## Given instruction
Gather the lines that hold the string "name".

## Provided records

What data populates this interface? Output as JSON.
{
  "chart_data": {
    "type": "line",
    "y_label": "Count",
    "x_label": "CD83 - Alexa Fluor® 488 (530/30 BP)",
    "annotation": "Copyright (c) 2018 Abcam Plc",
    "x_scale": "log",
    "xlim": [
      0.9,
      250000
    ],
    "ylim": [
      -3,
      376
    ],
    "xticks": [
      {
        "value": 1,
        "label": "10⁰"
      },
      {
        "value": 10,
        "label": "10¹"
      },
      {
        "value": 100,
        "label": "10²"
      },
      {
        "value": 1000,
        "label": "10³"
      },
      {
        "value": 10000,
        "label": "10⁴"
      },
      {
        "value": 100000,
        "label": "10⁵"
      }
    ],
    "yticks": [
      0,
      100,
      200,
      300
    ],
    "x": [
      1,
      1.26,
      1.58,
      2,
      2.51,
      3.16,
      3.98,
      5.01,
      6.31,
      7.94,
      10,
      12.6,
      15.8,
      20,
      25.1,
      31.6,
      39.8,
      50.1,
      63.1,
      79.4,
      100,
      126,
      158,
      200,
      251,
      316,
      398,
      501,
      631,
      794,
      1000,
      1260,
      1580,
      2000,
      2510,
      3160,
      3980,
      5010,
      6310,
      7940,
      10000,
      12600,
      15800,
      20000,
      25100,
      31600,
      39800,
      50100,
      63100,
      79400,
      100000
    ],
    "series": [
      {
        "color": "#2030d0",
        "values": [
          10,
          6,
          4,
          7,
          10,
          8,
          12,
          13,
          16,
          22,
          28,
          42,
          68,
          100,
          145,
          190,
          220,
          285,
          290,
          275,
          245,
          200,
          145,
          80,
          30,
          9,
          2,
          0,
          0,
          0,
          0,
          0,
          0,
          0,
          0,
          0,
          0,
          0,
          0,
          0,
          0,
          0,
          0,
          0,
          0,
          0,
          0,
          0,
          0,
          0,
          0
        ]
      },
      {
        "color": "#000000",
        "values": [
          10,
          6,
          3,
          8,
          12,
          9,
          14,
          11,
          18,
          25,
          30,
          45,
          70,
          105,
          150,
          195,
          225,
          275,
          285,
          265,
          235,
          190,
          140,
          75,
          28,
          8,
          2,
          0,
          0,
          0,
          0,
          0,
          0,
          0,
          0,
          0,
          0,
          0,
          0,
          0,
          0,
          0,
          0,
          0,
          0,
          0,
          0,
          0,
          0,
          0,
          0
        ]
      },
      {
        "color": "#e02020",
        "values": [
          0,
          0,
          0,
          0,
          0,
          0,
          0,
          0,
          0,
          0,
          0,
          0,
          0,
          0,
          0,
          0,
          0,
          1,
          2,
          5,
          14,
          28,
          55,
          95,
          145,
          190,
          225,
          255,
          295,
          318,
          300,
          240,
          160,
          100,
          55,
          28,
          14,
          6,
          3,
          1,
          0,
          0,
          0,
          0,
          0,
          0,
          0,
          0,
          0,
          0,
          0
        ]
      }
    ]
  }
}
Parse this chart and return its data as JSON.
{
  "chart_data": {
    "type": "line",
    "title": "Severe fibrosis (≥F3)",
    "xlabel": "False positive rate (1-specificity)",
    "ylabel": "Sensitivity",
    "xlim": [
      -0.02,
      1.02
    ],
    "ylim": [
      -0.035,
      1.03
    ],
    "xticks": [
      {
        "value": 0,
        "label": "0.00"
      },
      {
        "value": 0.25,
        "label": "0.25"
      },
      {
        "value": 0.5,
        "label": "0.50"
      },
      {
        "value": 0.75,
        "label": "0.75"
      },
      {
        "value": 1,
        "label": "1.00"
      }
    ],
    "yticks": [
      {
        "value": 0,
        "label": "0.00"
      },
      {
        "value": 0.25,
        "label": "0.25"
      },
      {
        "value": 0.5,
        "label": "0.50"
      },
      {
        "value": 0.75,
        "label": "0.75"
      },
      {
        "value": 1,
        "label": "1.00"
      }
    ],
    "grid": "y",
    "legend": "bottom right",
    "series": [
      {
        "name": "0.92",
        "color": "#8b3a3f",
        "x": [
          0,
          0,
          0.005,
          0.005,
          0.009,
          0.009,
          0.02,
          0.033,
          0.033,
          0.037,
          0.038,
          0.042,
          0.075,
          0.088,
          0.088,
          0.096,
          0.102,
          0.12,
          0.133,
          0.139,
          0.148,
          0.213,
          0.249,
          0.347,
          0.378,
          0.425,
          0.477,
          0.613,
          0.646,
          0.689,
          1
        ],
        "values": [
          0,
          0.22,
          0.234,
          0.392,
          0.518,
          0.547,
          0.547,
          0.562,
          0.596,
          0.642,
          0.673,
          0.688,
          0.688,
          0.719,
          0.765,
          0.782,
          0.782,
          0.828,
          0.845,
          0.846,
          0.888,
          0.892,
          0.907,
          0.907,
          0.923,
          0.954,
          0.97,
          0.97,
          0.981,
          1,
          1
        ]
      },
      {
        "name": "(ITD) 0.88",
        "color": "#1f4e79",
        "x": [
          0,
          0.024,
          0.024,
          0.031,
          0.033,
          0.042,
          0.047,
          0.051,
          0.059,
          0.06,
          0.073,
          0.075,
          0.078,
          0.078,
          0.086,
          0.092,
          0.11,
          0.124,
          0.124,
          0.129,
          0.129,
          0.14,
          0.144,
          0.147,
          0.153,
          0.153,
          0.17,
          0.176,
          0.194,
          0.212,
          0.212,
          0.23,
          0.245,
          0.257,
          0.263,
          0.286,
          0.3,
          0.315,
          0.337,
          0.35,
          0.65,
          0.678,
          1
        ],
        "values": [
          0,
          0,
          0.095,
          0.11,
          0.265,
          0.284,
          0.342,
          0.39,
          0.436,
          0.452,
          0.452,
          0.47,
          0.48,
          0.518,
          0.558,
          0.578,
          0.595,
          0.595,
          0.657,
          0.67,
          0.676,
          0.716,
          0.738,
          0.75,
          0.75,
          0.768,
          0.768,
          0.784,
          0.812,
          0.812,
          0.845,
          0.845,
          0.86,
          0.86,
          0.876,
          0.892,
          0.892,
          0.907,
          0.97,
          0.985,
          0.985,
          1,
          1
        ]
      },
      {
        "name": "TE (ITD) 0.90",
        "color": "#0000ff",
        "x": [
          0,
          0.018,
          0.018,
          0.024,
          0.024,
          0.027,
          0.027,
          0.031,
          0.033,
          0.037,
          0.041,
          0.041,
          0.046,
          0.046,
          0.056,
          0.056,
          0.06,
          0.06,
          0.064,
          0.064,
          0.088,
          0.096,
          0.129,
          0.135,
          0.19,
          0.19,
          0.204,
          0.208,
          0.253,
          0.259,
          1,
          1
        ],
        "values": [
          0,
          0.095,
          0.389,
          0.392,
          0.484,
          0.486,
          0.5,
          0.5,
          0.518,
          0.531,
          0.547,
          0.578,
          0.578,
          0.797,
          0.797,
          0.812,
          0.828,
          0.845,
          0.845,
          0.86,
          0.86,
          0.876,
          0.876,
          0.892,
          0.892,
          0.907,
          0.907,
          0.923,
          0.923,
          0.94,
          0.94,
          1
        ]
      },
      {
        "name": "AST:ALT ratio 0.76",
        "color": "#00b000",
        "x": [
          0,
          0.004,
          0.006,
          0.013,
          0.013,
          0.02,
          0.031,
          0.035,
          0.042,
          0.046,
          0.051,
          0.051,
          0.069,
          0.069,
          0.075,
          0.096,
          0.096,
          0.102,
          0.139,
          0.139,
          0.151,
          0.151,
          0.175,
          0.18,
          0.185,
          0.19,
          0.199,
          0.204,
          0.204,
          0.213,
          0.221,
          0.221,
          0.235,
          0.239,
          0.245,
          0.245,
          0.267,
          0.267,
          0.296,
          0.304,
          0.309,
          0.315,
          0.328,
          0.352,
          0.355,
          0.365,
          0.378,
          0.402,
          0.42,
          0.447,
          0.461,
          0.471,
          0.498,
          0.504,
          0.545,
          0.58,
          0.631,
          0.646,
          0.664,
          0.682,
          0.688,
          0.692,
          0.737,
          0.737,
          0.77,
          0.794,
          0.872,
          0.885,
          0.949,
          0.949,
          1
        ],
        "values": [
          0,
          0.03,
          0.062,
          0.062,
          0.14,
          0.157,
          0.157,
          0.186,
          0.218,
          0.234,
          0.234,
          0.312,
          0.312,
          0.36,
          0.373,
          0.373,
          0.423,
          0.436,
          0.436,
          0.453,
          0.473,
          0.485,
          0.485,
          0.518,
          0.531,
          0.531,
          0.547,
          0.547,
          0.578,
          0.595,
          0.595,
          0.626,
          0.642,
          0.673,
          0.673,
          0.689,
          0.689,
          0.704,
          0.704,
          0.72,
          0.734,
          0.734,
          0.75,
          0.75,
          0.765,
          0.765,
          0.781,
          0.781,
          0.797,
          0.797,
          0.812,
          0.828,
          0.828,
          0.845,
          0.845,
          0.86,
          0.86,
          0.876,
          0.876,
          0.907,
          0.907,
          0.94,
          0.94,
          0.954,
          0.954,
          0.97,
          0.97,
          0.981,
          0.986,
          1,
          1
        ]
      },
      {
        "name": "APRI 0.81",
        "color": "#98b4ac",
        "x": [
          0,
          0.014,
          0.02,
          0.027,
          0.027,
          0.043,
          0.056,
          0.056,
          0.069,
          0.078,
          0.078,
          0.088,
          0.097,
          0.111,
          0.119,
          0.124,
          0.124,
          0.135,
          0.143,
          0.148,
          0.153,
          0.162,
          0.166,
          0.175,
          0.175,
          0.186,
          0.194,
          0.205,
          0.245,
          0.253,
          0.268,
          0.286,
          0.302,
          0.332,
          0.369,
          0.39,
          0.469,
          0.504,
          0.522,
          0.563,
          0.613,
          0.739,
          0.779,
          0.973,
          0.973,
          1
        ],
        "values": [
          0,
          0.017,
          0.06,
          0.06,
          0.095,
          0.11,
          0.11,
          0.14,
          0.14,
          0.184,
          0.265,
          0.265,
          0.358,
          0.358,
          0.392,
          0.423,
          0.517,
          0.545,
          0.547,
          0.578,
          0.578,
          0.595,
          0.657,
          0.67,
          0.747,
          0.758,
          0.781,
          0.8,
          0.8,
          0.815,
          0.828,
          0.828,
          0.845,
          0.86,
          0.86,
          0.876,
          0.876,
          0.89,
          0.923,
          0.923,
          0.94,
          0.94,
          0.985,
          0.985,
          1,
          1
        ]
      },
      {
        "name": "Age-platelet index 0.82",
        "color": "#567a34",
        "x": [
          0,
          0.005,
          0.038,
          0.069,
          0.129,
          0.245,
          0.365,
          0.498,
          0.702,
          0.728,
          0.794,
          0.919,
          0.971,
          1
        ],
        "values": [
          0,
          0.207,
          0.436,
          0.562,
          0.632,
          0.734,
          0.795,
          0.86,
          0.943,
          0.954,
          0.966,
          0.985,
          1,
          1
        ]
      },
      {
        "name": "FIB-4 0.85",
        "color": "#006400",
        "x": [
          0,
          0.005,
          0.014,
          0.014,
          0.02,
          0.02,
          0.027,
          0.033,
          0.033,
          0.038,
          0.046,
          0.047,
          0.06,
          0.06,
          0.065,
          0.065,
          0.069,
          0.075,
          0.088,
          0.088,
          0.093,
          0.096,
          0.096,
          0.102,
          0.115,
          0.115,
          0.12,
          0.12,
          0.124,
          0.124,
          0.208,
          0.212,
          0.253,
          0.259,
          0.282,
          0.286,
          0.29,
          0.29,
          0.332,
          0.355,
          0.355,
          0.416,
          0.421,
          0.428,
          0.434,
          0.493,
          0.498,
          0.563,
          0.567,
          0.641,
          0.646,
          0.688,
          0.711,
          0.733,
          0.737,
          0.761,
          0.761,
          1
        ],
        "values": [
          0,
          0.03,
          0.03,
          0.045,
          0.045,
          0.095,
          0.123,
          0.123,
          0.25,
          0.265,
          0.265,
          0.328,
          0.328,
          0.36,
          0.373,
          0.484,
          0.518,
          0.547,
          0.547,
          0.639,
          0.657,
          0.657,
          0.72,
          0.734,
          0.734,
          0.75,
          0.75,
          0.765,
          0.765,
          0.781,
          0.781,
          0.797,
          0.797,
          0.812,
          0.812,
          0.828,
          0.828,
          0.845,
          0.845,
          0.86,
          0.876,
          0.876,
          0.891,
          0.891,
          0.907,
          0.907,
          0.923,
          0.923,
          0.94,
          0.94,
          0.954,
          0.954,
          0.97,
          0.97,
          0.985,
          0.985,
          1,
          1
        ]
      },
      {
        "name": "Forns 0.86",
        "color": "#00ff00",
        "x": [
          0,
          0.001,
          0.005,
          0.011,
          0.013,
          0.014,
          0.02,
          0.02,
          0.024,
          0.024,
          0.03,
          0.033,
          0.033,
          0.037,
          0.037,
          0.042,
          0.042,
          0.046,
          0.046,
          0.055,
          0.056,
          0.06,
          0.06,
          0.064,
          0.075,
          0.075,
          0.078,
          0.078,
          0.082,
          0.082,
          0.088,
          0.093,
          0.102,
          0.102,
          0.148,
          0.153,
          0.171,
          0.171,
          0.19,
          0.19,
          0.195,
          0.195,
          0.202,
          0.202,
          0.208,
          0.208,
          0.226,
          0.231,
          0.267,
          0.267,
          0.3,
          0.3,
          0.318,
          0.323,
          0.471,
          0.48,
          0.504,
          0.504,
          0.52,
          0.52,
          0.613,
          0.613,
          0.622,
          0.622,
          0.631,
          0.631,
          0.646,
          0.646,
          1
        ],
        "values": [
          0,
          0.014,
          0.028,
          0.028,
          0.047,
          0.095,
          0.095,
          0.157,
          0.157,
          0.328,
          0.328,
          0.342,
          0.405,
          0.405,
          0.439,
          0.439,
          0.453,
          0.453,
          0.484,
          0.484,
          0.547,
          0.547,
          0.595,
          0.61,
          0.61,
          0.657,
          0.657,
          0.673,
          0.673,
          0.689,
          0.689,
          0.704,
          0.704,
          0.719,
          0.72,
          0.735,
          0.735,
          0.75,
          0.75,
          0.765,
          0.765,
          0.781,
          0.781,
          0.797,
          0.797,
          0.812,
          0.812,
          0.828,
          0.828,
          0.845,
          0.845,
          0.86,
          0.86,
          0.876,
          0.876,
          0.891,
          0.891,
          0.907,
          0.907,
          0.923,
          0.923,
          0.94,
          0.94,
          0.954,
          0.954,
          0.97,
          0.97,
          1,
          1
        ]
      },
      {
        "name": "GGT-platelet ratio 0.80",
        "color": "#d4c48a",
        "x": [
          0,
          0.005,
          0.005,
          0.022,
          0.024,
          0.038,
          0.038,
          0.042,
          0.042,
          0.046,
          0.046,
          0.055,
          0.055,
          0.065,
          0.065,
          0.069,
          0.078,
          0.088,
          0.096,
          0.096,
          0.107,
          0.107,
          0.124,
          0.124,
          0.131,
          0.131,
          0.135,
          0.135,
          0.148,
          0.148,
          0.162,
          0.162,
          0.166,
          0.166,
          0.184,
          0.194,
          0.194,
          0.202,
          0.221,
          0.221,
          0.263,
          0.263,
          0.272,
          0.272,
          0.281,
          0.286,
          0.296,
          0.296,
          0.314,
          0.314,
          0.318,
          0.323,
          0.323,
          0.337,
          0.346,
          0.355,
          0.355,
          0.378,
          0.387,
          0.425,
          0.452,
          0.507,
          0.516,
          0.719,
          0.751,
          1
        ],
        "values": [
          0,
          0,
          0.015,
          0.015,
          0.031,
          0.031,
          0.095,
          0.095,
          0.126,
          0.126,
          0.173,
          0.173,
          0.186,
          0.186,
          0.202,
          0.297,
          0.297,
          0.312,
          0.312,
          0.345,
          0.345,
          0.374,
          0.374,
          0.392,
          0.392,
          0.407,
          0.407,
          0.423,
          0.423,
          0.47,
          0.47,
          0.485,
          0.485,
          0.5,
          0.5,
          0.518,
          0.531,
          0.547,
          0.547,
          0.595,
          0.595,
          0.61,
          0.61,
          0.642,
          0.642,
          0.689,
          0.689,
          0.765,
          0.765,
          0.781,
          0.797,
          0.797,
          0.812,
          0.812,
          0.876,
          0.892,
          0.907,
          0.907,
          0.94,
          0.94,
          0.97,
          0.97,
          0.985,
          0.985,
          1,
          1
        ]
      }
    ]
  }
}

## Expected answer
        "name": "0.92",
        "name": "(ITD) 0.88",
        "name": "TE (ITD) 0.90",
        "name": "AST:ALT ratio 0.76",
        "name": "APRI 0.81",
        "name": "Age-platelet index 0.82",
        "name": "FIB-4 0.85",
        "name": "Forns 0.86",
        "name": "GGT-platelet ratio 0.80",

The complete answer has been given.